Supplied entries →
-- BEGIN --
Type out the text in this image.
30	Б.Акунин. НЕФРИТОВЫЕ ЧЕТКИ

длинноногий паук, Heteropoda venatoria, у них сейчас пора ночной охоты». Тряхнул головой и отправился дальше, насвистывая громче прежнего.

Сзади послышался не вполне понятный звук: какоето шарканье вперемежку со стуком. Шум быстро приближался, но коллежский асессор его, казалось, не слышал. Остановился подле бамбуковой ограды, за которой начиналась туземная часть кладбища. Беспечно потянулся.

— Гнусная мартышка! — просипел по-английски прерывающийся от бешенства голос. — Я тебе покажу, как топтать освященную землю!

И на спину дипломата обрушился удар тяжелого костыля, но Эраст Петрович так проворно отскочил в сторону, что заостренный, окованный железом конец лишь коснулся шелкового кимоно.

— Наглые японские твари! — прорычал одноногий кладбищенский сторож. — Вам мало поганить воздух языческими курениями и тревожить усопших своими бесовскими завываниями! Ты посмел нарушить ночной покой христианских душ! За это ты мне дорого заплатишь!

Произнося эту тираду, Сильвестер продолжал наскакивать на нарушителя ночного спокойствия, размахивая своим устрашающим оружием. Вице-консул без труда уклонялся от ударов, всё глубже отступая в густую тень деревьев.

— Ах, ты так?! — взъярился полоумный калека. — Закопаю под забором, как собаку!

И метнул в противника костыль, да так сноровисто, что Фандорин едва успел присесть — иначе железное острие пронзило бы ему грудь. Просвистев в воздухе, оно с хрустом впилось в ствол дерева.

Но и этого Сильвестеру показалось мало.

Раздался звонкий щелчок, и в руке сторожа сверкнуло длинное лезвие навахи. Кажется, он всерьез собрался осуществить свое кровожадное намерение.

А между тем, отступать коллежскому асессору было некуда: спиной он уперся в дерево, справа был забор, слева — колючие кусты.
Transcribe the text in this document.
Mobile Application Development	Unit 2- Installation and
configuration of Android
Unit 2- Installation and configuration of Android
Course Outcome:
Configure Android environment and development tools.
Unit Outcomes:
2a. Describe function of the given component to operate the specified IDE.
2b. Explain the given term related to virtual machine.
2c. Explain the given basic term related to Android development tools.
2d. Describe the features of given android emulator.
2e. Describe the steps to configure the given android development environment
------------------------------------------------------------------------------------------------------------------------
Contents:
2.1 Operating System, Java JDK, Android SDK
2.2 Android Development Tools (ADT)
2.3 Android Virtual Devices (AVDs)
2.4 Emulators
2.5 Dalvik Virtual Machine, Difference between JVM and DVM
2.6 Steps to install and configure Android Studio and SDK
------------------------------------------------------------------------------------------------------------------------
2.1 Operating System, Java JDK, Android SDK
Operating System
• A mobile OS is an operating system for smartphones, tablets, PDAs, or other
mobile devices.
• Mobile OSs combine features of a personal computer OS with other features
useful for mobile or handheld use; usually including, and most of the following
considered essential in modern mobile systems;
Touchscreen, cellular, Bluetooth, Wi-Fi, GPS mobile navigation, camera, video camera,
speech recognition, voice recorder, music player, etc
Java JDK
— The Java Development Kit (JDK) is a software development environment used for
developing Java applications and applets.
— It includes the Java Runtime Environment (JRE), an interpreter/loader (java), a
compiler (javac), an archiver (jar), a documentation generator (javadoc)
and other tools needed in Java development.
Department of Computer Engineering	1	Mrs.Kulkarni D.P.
-- END --
Work to do → Set out every line from the material that contains the string "ночной".

Exercise answer →
длинноногий паук, Heteropoda venatoria, у них сейчас пора ночной охоты». Тряхнул головой и отправился дальше, насвистывая громче прежнего.
— Наглые японские твари! — прорычал одноногий кладбищенский сторож. — Вам мало поганить воздух языческими курениями и тревожить усопших своими бесовскими завываниями! Ты посмел нарушить ночной покой христианских душ! За это ты мне дорого заплатишь!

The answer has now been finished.